§ Given instruction: Scan the lines below for the string "tamoyillari" and copy every one that has it.

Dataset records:
>>

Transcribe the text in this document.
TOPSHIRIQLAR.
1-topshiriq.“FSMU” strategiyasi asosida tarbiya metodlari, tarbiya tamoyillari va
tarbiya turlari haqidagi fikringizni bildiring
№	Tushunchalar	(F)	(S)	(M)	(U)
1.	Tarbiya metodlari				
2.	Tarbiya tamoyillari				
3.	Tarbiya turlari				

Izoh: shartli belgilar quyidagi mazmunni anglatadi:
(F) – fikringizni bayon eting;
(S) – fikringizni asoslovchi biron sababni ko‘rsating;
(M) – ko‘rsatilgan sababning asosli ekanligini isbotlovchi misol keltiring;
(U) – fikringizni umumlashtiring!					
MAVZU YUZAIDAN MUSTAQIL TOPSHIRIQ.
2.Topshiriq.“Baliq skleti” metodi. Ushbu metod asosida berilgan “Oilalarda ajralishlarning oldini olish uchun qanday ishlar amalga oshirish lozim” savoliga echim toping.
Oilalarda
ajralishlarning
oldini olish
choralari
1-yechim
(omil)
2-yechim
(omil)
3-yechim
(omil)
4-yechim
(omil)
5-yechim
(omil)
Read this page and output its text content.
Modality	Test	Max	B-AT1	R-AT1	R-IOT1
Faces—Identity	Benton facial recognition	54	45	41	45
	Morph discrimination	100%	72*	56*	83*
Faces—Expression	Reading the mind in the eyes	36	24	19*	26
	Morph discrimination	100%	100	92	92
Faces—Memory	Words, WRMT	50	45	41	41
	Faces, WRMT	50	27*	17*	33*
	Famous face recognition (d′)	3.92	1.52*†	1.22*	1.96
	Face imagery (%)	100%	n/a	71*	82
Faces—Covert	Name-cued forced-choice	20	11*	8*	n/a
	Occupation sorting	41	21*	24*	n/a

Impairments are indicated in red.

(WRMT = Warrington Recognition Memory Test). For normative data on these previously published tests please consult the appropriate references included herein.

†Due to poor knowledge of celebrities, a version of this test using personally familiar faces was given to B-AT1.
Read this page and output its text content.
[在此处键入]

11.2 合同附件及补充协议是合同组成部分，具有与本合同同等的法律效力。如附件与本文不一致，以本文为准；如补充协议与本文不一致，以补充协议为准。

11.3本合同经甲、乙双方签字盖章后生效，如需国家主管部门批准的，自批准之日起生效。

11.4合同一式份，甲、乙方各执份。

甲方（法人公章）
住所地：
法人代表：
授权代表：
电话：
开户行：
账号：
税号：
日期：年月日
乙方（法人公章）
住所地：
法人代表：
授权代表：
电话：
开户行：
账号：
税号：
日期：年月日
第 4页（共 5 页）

<<

§ Exercise response:
1-topshiriq.“FSMU” strategiyasi asosida tarbiya metodlari, tarbiya tamoyillari va
2.	Tarbiya tamoyillari				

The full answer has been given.